Asparagus tips

The start of things to come...

The 1st of September is the official start of spring, however I think the first asparagus spear is the real date to celebrate. But a watched pot never boils… and I was starting to think all those daily surveillance patrols of my asparagus patch were never going to pay off. (I’d even tried to “bandicoot” about with a hand trowel, poking it around under the soil for any signs of action from those subterranean crowns, just as we do with our early spuds each year). And then, boom! Up came the first ‘Pacific Purple’ spear. It looks a bit like an amputated finger, which isn’t very appetising as a concept, but I can’t wait to eat it. (Mental note to self: buy an asparagus knife, ASAP.)

I’ve got grand plans for my asparagus patch this year. I want to pick albino asparagus – the fancy white stuff that’s prized in parts of Europe. Last year I interviewed local asparagus growers to find out how to do it (I wrote about it for Lifestyle Block magazine; click here to read the story), so this weekend’s top task is to convince my husband to build a blacked-out temporary tunnelhouse over the top of a few of our rows. How hard can that be?

More work in progress

Four more rows of seed potatoes go in

I’m getting quite a kick out of my decision to grow everything in rows this season. For some reason it’s ridiculously satisfying to look back at a perfect line of transplanted seedlings, or seed potatoes in a straight trench, and think… job well done! I might come to regret it later on, when there’s a neat row of weeds between every row of veges and flowers, but for now I’m feeling very industrious. And let’s face it, it’s much more fun having a tidy garden than a tidy house (which, for the record, I don’t).

The weather was a game of two halves this weekend: picture perfect on Saturday and wild, wet and windy today. On Saturday I was a bit late opening the flaps on my seed raising house. It felt like a furnace when I unzipped it; I’d fried my honeywort seedlings, the rocket had collapsed and the pot of crocus bulbs I’d popped in there earlier in the week to speed up their growth had sped up so much that all the flowers had opened up and promptly shrivelled up. Oops.

Vege seedlings transplanted: 1 tray of swedes (Lucas better like mashed swedes because I’ve sown dozens of them), 4 parsnip seedlings (not a great germination success), 24 ‘Buttercrunch’ lettuces, 18 ‘Cheddar’ cauliflowers (impulse shopping), 18 red cabbages (I’ll end up giving most of them away, but I just love the look of big purple cabbages in vege gardens) and 2 rows of ‘Pearl Drop’ onions (never again: separating and spacing out the little seedlings is such a boring job that next time I’ll just sow them direct)
┄┄┄┄┄┄
*Directive 1*. Write out the listing word for word, starting with its first line and going on through the line with "- protocol-cell: 两者 ▾: [178, 332, 242, 363]", both included.
The gardening text and the listing were taken from separate, unrelated sources.

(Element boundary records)
┄┄┄┄┄┄
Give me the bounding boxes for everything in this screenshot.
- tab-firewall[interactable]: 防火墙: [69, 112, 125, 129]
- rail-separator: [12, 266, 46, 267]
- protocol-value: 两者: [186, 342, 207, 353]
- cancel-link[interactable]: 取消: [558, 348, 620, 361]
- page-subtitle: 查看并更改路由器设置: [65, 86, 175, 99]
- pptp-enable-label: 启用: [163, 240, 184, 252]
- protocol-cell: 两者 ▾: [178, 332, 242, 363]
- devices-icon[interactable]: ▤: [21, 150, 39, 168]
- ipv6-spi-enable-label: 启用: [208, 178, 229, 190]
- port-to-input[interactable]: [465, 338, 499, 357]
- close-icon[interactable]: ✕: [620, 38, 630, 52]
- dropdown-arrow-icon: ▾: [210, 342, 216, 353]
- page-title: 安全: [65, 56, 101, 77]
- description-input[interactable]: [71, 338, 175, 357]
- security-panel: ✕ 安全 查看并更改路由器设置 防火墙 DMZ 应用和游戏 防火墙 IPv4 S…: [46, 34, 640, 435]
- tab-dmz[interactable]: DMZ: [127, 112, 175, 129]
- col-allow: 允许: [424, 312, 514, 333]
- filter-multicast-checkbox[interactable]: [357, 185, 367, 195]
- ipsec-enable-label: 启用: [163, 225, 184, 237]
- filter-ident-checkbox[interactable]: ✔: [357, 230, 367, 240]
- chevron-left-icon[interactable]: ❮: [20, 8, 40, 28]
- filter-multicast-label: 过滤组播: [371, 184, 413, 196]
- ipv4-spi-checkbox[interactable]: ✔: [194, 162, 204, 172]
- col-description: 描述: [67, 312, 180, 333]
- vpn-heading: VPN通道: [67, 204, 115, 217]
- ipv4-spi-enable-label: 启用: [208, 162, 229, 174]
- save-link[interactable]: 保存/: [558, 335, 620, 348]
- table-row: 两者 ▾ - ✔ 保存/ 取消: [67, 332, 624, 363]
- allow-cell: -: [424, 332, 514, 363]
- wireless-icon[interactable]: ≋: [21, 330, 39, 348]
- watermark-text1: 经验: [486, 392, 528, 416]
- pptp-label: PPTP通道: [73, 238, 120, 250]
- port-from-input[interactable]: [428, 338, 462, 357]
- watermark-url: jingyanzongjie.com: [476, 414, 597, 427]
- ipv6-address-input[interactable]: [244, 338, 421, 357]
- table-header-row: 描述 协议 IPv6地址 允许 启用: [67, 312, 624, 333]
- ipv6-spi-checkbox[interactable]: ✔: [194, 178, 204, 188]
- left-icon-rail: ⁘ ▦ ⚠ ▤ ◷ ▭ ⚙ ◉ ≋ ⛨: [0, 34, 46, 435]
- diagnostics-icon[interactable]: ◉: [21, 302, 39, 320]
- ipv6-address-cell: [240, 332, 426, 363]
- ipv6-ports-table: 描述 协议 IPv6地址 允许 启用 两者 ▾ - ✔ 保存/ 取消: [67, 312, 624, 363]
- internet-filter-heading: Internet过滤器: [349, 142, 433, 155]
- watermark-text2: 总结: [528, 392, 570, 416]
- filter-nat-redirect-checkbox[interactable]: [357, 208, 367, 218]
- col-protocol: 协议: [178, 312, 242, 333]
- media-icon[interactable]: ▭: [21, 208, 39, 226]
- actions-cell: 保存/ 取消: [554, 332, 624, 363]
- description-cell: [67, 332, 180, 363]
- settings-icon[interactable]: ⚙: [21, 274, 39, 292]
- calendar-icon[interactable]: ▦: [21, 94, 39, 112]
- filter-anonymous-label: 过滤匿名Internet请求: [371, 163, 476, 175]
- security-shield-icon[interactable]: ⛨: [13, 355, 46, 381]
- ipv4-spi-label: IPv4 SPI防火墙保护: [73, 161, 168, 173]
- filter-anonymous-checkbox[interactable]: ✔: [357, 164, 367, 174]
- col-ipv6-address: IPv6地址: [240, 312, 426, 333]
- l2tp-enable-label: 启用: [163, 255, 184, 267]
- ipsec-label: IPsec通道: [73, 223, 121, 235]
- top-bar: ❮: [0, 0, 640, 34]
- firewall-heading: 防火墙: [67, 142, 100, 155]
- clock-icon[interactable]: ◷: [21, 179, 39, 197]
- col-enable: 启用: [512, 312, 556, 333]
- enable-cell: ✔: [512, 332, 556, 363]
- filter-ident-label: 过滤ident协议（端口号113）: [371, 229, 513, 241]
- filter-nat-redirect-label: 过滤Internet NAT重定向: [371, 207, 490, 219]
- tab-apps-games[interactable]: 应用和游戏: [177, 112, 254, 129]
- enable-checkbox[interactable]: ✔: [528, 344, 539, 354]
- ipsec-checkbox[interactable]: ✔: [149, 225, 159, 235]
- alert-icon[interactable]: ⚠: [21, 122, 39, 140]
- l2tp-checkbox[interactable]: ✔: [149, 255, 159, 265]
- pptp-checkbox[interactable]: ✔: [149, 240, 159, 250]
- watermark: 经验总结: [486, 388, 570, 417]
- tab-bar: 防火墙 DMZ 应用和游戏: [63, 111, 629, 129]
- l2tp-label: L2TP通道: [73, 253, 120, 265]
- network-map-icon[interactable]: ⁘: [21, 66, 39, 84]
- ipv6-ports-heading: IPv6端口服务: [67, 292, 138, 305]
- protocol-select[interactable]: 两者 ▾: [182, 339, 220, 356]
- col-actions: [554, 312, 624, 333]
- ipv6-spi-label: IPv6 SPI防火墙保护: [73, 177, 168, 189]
┄┄┄┄┄┄
*Directive 2*. Continue the garden diary about asparagus and spring planting from the point where it stops.

*Exercise result 1*.
Give me the bounding boxes for everything in this screenshot.
- tab-firewall[interactable]: 防火墙: [69, 112, 125, 129]
- rail-separator: [12, 266, 46, 267]
- protocol-value: 两者: [186, 342, 207, 353]
- cancel-link[interactable]: 取消: [558, 348, 620, 361]
- page-subtitle: 查看并更改路由器设置: [65, 86, 175, 99]
- pptp-enable-label: 启用: [163, 240, 184, 252]
- protocol-cell: 两者 ▾: [178, 332, 242, 363]

*Exercise result 2*.
Flower seedlings planted: 3 punnets of delphiniums, 2 punnets of dwarf marigolds, 2 bundles of pink honesty, 2 bundles of red stock, 2 bundles of bupleurum (I don’t even know what this is, apart from the fact that it looks like a euphorbia and is apparently good for picking, but Awapuni Nurseries now does home delivery so I went a bit mad ordering from their website), 1 bundle of giant pansies (I hate pansies but they came free with my order and I didn’t have the heart not to plant them!)

Seeds sown: 2 packets of ‘Dwarf Early Green’ broad beans and 1 packet of ‘Dwarf Massey’ peas (frozen peas are the only frozen veges I buy, so I’ve set myself the challenge of growing all my own this year); plus 2 packets of Made for Shade wildflowers

Seed potatoes planted: 2 bags of ‘Cliff’s Kidney’, 1 bag of ‘Ilam Hardy’ and 1 bag of Tui’s new ‘Summer Delight’

Bulbs planted: 15 dark purple ‘Flevo Waris’ and 15 white ‘Flevo Dancer’ gladioli

Mystery disappearances: 1 x row of dwarf marigolds and at least 30 of the Russell lupin seedlings I finished transplanting last week. They’ve been eaten by something. My bet is slugs and snails. Rotten sods! (Although our two Pekin ducks appear to be taking a suspicious interest in my new garden too. Does anyone know if they wrap their sticky beaks around vege seedlings?)

Good things in small packages

Saxifraga 'Star Blush'

Here’s a wee plant that I just adore: Saxifraga ‘Star Blush’. It’s a little cold-hardy perennial that forms a charming mound of succulent green foliage. It has that same cushion shape and form as our native scleranthus, but it’s topped with beautiful, star-like pink flowers that start out as hot pink buds and, once open, fade to pale pink. It’s absolutely gorgeous in a hypertufa pot, or between rocks in a rockery, or snuggling up to the edge of a stone wall.

In my city garden, I planted it in little groups in the gravel path at the front of my section. I thought it would look cute – like something out of an Enid Blyton storybook – and it did. Until I opened my garden the public. Turns out that garden visitors tend to look up instead of at their feet: my plants all got stood on and squashed. So this time around, I’ve planted them at the edges of the low stone walls at the end of our lawn. The dog might bound over the top of them, but they’ll soon bounce back.

Saxifraga ‘Star Blush’ is available from garden centres, though you might need them to order it for you. (My plants came from the Waikato wholesale nursery Growing Spectrum).

The flax of life

Grow, sweetpeas, grow!

Here’s a pic for my NZ Gardener colleague in the deep south, Robert Guyton. Robert’s one of those clever and crafty gardeners who can turn anything into something else, like using last year’s flax flowers to make this year’s bean frame.

Inspired by the flax flower tepees in Robert’s Riverton plot, I took my loppers for a stroll in our flax patch this afternoon and made my own eco-friendly, plastic-free climbing frame, strung together with natural twine. (I’m trying to make up for confessing my environmental sins… namely using disposable nappies… in a recent Sunday magazine column.)

It looks cool, even if I do say so myself. (My husband’s response was, “Are you turning all Sally-Ridge-crafty on me?” He must be reading the NZ Woman’s Weekly somewhere on the sly!)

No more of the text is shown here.